Retype the material that follows, keeping every word as it is.

___ Supplied information

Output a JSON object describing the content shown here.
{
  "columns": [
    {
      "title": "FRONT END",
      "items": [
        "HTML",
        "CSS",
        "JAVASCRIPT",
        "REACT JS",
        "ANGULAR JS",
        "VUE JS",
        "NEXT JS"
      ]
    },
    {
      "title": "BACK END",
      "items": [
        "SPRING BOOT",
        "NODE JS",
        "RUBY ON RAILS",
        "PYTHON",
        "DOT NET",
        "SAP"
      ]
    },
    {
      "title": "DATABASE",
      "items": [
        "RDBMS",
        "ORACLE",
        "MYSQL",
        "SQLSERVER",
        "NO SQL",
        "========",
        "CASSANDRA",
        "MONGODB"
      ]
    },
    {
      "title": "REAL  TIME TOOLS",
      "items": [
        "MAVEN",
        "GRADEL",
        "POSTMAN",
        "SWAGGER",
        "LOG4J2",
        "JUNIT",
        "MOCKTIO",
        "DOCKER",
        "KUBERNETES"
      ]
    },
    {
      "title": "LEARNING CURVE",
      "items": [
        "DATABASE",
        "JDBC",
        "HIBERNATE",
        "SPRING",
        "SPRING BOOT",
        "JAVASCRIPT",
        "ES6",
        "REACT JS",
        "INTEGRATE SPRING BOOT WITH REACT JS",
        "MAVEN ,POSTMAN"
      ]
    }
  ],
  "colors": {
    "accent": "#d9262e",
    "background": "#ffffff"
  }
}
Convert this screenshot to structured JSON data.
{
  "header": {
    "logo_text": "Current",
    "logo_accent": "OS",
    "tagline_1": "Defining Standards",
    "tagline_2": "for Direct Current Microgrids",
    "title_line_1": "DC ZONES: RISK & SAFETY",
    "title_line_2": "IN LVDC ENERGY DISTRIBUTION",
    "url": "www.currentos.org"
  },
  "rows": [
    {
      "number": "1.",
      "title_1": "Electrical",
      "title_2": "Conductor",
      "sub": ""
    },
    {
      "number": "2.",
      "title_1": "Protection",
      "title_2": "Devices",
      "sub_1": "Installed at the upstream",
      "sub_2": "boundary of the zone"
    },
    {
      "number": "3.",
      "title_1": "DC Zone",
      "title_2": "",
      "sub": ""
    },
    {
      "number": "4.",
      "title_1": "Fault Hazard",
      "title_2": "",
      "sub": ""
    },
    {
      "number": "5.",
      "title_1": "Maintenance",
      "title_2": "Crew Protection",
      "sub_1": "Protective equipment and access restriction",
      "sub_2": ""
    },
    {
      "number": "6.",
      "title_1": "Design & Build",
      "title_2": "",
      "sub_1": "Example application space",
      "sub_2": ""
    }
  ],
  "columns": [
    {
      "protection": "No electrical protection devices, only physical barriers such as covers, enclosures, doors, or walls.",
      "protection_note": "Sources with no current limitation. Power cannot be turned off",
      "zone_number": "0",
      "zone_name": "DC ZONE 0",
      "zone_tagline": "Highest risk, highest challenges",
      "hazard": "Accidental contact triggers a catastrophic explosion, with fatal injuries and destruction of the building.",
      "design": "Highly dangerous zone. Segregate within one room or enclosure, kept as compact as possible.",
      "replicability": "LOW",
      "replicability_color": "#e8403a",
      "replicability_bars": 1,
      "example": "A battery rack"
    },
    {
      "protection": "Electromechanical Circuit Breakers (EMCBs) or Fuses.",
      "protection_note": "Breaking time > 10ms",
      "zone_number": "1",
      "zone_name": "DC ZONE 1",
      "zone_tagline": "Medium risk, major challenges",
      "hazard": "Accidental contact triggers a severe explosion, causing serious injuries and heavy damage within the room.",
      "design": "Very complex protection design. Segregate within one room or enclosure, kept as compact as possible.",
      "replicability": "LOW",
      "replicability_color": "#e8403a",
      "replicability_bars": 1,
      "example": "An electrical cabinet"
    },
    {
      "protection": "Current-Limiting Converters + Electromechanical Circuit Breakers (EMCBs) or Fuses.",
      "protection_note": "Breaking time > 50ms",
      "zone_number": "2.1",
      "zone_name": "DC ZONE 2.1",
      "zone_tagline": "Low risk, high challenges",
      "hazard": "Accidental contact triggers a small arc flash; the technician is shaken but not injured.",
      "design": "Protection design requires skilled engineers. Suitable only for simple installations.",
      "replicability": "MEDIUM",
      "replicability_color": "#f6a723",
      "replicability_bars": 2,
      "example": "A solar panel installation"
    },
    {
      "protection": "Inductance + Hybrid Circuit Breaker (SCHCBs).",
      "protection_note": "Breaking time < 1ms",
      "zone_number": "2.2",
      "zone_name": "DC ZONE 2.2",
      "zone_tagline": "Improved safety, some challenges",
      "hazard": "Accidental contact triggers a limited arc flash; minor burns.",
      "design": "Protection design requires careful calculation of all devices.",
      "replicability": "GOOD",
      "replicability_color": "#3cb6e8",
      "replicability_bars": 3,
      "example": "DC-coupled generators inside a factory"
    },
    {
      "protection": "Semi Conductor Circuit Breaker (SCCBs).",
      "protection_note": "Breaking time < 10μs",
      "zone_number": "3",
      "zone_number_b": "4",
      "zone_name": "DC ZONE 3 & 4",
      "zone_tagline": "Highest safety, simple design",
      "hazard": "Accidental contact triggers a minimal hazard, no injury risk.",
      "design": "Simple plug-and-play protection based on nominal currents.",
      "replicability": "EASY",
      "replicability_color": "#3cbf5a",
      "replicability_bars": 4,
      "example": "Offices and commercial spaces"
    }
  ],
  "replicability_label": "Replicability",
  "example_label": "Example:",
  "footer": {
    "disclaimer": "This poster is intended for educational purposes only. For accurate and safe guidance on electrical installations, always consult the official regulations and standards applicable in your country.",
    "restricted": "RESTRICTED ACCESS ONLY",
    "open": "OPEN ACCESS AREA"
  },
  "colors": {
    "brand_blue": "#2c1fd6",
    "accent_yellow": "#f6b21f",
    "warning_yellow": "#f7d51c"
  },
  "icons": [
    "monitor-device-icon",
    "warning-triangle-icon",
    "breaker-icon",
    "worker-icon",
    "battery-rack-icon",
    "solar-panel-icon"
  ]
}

______

Output for this task:
Output a JSON object describing the content shown here.
{
  "columns": [
    {
      "title": "FRONT END",
      "items": [
        "HTML",
        "CSS",
        "JAVASCRIPT",
        "REACT JS",
        "ANGULAR JS",
        "VUE JS",
        "NEXT JS"
      ]
    },
    {
      "title": "BACK END",
      "items": [
        "SPRING BOOT",
        "NODE JS",
        "RUBY ON RAILS",
        "PYTHON",
        "DOT NET",
        "SAP"
      ]
    },
    {
      "title": "DATABASE",
      "items": [
        "RDBMS",
        "ORACLE",
        "MYSQL",
        "SQLSERVER",
        "NO SQL",
        "========",
        "CASSANDRA",
        "MONGODB"
      ]
    },
    {
      "title": "REAL  TIME TOOLS",
      "items": [
        "MAVEN",
        "GRADEL",
        "POSTMAN",
        "SWAGGER",
        "LOG4J2",
        "JUNIT",
        "MOCKTIO",
        "DOCKER",
        "KUBERNETES"
      ]
    },
    {
      "title": "LEARNING CURVE",
      "items": [
        "DATABASE",
        "JDBC",
        "HIBERNATE",
        "SPRING",
        "SPRING BOOT",
        "JAVASCRIPT",
        "ES6",
        "REACT JS",
        "INTEGRATE SPRING BOOT WITH REACT JS",
        "MAVEN ,POSTMAN"
      ]
    }
  ],
  "colors": {
    "accent": "#d9262e",
    "background": "#ffffff"
  }
}
Convert this screenshot to structured JSON data.
{
  "header": {
    "logo_text": "Current",
    "logo_accent": "OS",
    "tagline_1": "Defining Standards",
    "tagline_2": "for Direct Current Microgrids",
    "title_line_1": "DC ZONES: RISK & SAFETY",
    "title_line_2": "IN LVDC ENERGY DISTRIBUTION",
    "url": "www.currentos.org"
  },
  "rows": [
    {
      "number": "1.",
      "title_1": "Electrical",
      "title_2": "Conductor",
      "sub": ""
    },
    {
      "number": "2.",
      "title_1": "Protection",
      "title_2": "Devices",
      "sub_1": "Installed at the upstream",
      "sub_2": "boundary of the zone"
    },
    {
      "number": "3.",
      "title_1": "DC Zone",
      "title_2": "",
      "sub": ""
    },
    {
      "number": "4.",
      "title_1": "Fault Hazard",
      "title_2": "",
      "sub": ""
    },
    {
      "number": "5.",
      "title_1": "Maintenance",
      "title_2": "Crew Protection",
      "sub_1": "Protective equipment and access restriction",
      "sub_2": ""
    },
    {
      "number": "6.",
      "title_1": "Design & Build",
      "title_2": "",
      "sub_1": "Example application space",
      "sub_2": ""
    }
  ],
  "columns": [
    {
      "protection": "No electrical protection devices, only physical barriers such as covers, enclosures, doors, or walls.",
      "protection_note": "Sources with no current limitation. Power cannot be turned off",
      "zone_number": "0",
      "zone_name": "DC ZONE 0",
      "zone_tagline": "Highest risk, highest challenges",
      "hazard": "Accidental contact triggers a catastrophic explosion, with fatal injuries and destruction of the building.",
      "design": "Highly dangerous zone. Segregate within one room or enclosure, kept as compact as possible.",
      "replicability": "LOW",
      "replicability_color": "#e8403a",
      "replicability_bars": 1,
      "example": "A battery rack"
    },
    {
      "protection": "Electromechanical Circuit Breakers (EMCBs) or Fuses.",
      "protection_note": "Breaking time > 10ms",
      "zone_number": "1",
      "zone_name": "DC ZONE 1",
      "zone_tagline": "Medium risk, major challenges",
      "hazard": "Accidental contact triggers a severe explosion, causing serious injuries and heavy damage within the room.",
      "design": "Very complex protection design. Segregate within one room or enclosure, kept as compact as possible.",
      "replicability": "LOW",
      "replicability_color": "#e8403a",
      "replicability_bars": 1,
      "example": "An electrical cabinet"
    },
    {
      "protection": "Current-Limiting Converters + Electromechanical Circuit Breakers (EMCBs) or Fuses.",
      "protection_note": "Breaking time > 50ms",
      "zone_number": "2.1",
      "zone_name": "DC ZONE 2.1",
      "zone_tagline": "Low risk, high challenges",
      "hazard": "Accidental contact triggers a small arc flash; the technician is shaken but not injured.",
      "design": "Protection design requires skilled engineers. Suitable only for simple installations.",
      "replicability": "MEDIUM",
      "replicability_color": "#f6a723",
      "replicability_bars": 2,
      "example": "A solar panel installation"
    },
    {
      "protection": "Inductance + Hybrid Circuit Breaker (SCHCBs).",
      "protection_note": "Breaking time < 1ms",
      "zone_number": "2.2",
      "zone_name": "DC ZONE 2.2",
      "zone_tagline": "Improved safety, some challenges",
      "hazard": "Accidental contact triggers a limited arc flash; minor burns.",
      "design": "Protection design requires careful calculation of all devices.",
      "replicability": "GOOD",
      "replicability_color": "#3cb6e8",
      "replicability_bars": 3,
      "example": "DC-coupled generators inside a factory"
    },
    {
      "protection": "Semi Conductor Circuit Breaker (SCCBs).",
      "protection_note": "Breaking time < 10μs",
      "zone_number": "3",
      "zone_number_b": "4",
      "zone_name": "DC ZONE 3 & 4",
      "zone_tagline": "Highest safety, simple design",
      "hazard": "Accidental contact triggers a minimal hazard, no injury risk.",
      "design": "Simple plug-and-play protection based on nominal currents.",
      "replicability": "EASY",
      "replicability_color": "#3cbf5a",
      "replicability_bars": 4,
      "example": "Offices and commercial spaces"
    }
  ],
  "replicability_label": "Replicability",
  "example_label": "Example:",
  "footer": {
    "disclaimer": "This poster is intended for educational purposes only. For accurate and safe guidance on electrical installations, always consult the official regulations and standards applicable in your country.",
    "restricted": "RESTRICTED ACCESS ONLY",
    "open": "OPEN ACCESS AREA"
  },
  "colors": {
    "brand_blue": "#2c1fd6",
    "accent_yellow": "#f6b21f",
    "warning_yellow": "#f7d51c"
  },
  "icons": [
    "monitor-device-icon",
    "warning-triangle-icon",
    "breaker-icon",
    "worker-icon",
    "battery-rack-icon",
    "solar-panel-icon"
  ]
}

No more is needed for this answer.